Look through the data for the string "from". Copy every line where it is found.

RECORDS TO USE:
※
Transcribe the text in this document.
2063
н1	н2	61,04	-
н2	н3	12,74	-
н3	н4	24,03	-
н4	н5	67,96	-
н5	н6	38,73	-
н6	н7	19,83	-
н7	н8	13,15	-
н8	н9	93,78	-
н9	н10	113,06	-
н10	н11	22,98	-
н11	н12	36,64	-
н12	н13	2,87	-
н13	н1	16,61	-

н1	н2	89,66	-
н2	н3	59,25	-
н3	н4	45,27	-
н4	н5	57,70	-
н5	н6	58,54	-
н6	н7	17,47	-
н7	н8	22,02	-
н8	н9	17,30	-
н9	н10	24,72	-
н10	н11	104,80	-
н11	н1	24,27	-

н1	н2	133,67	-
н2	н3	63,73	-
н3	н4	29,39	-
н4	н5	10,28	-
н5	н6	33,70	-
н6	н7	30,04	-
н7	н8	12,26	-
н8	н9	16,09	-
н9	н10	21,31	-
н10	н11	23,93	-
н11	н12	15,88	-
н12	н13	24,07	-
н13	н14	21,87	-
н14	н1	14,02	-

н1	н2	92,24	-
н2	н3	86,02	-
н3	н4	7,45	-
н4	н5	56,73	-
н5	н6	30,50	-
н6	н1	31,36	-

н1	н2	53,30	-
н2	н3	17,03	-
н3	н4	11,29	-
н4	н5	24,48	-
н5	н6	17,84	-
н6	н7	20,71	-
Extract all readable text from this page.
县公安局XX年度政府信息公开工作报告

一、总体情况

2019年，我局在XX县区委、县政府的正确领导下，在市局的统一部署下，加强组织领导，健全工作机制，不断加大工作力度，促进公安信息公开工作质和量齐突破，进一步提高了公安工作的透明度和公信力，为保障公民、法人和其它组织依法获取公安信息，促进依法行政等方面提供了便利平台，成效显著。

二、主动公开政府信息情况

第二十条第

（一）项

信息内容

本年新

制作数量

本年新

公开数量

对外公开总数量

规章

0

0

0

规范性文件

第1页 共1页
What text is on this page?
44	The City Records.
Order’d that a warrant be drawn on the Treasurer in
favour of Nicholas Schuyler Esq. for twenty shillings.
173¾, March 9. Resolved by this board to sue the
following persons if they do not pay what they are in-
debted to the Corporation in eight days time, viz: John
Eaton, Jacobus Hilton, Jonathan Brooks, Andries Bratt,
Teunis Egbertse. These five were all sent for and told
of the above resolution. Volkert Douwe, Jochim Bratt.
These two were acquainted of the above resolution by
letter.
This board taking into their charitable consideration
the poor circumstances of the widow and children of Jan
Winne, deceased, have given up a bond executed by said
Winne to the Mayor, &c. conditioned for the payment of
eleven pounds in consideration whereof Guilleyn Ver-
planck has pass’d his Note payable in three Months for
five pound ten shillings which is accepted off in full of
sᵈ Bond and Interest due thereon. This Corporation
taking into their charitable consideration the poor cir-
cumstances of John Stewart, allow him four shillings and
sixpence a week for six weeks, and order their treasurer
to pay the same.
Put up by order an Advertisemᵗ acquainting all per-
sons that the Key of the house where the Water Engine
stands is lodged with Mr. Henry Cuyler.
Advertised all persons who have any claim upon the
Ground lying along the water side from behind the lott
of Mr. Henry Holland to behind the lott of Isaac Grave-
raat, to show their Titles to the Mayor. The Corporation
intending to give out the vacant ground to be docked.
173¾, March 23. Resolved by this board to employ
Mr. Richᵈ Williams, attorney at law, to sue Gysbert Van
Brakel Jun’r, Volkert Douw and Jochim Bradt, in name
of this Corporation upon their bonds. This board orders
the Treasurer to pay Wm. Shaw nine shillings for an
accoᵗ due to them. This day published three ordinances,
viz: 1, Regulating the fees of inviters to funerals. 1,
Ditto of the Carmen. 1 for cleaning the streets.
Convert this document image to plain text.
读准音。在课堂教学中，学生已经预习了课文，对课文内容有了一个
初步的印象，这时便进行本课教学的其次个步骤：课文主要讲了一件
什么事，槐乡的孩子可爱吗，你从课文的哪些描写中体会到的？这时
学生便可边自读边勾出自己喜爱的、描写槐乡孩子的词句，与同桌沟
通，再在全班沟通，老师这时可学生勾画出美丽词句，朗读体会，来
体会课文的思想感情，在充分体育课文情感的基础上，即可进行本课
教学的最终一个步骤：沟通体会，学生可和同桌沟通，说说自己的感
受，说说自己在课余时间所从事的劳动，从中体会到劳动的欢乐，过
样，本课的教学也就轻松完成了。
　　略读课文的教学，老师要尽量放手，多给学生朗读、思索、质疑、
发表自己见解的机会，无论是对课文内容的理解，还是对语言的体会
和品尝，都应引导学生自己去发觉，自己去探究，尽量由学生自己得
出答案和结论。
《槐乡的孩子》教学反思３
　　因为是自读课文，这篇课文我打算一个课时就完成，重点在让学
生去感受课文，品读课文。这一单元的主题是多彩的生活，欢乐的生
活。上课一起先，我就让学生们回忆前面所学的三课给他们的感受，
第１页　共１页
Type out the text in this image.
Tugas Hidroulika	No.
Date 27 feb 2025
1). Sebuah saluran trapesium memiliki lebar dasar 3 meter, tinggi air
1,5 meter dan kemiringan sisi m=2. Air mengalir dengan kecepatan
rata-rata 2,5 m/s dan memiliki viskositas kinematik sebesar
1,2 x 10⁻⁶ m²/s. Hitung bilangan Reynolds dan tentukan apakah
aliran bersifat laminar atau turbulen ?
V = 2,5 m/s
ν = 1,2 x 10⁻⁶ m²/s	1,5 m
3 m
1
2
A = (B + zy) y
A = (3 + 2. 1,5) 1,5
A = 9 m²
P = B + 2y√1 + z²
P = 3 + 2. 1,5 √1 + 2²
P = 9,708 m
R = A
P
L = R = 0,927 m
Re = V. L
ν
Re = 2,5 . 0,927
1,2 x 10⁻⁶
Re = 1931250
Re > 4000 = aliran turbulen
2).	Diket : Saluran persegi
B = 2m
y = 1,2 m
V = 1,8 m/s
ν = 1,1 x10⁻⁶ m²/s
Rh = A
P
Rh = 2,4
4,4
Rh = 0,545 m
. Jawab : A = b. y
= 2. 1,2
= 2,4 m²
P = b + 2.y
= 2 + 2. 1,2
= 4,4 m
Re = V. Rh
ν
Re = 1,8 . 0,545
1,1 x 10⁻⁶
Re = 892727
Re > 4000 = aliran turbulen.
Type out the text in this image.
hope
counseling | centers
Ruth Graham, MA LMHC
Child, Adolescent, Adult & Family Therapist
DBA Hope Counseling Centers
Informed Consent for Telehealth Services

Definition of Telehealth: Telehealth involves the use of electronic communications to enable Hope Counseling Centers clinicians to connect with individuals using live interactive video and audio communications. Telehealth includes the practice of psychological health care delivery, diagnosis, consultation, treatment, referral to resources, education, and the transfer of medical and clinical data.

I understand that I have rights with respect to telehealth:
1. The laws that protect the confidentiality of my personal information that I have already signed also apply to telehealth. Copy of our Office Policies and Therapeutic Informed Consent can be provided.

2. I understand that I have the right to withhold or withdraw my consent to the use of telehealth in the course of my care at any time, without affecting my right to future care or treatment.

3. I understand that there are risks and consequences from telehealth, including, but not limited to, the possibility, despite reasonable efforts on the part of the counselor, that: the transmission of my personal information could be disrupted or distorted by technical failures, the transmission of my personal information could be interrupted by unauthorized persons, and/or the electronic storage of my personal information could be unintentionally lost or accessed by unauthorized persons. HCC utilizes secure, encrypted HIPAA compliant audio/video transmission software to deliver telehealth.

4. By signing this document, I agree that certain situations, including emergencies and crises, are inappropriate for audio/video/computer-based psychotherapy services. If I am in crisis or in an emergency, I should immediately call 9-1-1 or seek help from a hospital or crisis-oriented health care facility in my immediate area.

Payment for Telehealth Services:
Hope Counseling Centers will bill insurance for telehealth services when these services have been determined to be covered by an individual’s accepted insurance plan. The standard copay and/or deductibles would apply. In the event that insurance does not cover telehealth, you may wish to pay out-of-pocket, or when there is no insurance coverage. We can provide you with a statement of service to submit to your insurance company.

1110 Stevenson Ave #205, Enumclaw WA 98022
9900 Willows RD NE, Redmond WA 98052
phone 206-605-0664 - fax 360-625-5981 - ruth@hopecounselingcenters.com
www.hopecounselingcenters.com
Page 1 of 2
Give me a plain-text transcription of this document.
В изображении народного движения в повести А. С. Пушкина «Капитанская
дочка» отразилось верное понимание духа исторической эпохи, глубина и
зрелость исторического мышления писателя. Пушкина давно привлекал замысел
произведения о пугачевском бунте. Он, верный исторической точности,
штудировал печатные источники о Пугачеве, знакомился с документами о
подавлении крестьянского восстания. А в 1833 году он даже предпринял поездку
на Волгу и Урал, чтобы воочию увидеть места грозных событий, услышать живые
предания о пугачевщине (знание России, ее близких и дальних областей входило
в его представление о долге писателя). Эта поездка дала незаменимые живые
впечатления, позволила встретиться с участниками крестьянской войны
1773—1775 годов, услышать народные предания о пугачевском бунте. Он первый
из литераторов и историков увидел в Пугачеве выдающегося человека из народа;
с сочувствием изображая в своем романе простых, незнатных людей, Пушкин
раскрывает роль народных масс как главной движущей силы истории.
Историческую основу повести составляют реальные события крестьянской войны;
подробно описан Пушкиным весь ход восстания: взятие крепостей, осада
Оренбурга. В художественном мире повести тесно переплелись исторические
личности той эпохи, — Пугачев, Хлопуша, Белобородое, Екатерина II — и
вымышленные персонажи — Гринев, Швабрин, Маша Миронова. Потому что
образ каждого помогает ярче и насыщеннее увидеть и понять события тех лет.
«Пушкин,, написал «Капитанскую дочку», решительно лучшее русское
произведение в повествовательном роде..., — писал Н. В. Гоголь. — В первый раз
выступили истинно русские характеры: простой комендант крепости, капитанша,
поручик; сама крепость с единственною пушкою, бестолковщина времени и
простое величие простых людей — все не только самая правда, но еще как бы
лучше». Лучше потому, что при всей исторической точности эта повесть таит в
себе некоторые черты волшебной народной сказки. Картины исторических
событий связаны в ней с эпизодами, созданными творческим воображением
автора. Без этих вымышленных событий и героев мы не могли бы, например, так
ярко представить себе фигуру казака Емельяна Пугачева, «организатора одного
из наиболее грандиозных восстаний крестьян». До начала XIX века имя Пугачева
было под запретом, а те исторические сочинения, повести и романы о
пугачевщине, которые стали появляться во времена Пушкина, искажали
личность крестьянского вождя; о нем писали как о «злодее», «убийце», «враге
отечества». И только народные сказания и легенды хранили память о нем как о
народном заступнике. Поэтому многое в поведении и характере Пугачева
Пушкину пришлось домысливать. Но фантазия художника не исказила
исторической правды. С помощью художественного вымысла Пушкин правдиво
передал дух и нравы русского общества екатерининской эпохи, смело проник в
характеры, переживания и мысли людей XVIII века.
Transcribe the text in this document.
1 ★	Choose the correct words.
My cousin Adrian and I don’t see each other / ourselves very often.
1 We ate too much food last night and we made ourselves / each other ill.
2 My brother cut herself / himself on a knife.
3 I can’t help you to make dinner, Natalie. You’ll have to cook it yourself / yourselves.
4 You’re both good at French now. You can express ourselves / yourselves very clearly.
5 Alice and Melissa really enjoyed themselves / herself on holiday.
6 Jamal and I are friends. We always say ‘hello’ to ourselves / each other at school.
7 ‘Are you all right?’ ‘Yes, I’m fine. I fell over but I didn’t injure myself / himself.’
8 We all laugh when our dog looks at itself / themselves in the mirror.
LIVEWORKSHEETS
※
RESULT OF THIS EXERCISE:
Extract all readable text from this page.
Ground lying along the water side from behind the lott
3. I understand that there are risks and consequences from telehealth, including, but not limited to, the possibility, despite reasonable efforts on the part of the counselor, that: the transmission of my personal information could be disrupted or distorted by technical failures, the transmission of my personal information could be interrupted by unauthorized persons, and/or the electronic storage of my personal information could be unintentionally lost or accessed by unauthorized persons. HCC utilizes secure, encrypted HIPAA compliant audio/video transmission software to deliver telehealth.
4. By signing this document, I agree that certain situations, including emergencies and crises, are inappropriate for audio/video/computer-based psychotherapy services. If I am in crisis or in an emergency, I should immediately call 9-1-1 or seek help from a hospital or crisis-oriented health care facility in my immediate area.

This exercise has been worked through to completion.